- INSTRUCTIONS FOR THE TASK: Where a line contains the word "code", copy that line.

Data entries
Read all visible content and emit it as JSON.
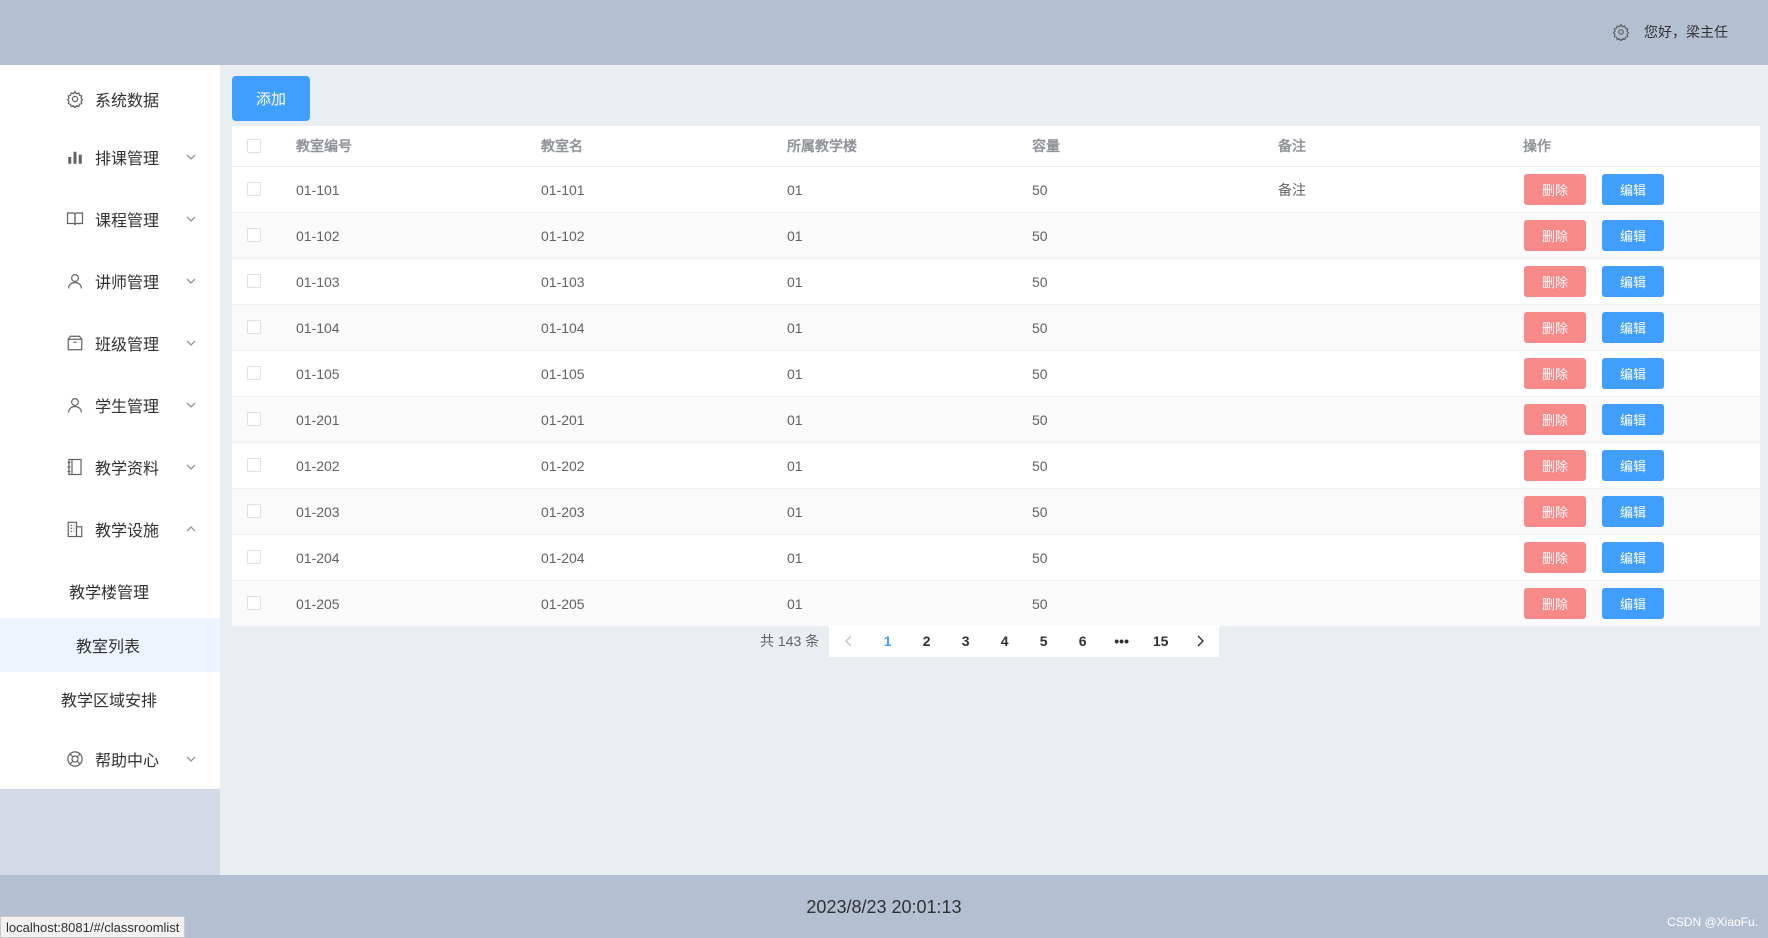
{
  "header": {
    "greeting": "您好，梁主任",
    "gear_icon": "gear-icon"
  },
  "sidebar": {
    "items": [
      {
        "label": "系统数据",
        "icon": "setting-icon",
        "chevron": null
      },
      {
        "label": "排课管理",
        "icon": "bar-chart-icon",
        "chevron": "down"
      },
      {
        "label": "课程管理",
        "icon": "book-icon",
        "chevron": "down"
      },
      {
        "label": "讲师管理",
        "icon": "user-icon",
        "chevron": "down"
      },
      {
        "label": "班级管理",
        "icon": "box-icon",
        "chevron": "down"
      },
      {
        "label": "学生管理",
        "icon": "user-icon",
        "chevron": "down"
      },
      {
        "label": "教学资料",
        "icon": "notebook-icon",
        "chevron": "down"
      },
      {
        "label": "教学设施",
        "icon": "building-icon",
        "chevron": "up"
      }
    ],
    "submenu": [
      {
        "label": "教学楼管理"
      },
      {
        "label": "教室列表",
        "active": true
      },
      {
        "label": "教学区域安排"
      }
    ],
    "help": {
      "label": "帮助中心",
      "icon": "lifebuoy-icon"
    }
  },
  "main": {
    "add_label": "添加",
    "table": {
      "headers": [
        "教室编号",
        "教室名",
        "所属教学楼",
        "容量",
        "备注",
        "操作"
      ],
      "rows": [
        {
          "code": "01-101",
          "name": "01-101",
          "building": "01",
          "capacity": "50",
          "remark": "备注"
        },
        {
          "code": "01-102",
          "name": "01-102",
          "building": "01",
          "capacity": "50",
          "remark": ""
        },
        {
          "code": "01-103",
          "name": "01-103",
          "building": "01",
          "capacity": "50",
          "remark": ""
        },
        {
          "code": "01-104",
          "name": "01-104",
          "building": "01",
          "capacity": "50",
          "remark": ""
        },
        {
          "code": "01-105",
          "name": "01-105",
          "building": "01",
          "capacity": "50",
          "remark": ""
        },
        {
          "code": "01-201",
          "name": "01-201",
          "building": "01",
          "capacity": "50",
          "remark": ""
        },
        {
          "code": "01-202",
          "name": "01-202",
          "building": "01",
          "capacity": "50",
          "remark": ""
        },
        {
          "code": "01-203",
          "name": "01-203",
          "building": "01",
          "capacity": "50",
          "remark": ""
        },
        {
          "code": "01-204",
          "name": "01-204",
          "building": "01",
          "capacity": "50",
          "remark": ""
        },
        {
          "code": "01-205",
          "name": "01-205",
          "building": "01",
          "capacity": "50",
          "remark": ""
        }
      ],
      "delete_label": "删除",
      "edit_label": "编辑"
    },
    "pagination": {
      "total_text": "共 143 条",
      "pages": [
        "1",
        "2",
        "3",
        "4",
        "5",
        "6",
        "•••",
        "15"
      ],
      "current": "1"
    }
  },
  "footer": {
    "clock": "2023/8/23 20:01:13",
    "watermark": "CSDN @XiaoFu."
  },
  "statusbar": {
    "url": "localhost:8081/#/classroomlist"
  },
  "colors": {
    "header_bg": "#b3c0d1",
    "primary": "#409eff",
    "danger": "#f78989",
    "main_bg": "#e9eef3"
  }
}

- SOLVED PROBLEM:
          "code": "01-101",
          "code": "01-102",
          "code": "01-103",
          "code": "01-104",
          "code": "01-105",
          "code": "01-201",
          "code": "01-202",
          "code": "01-203",
          "code": "01-204",
          "code": "01-205",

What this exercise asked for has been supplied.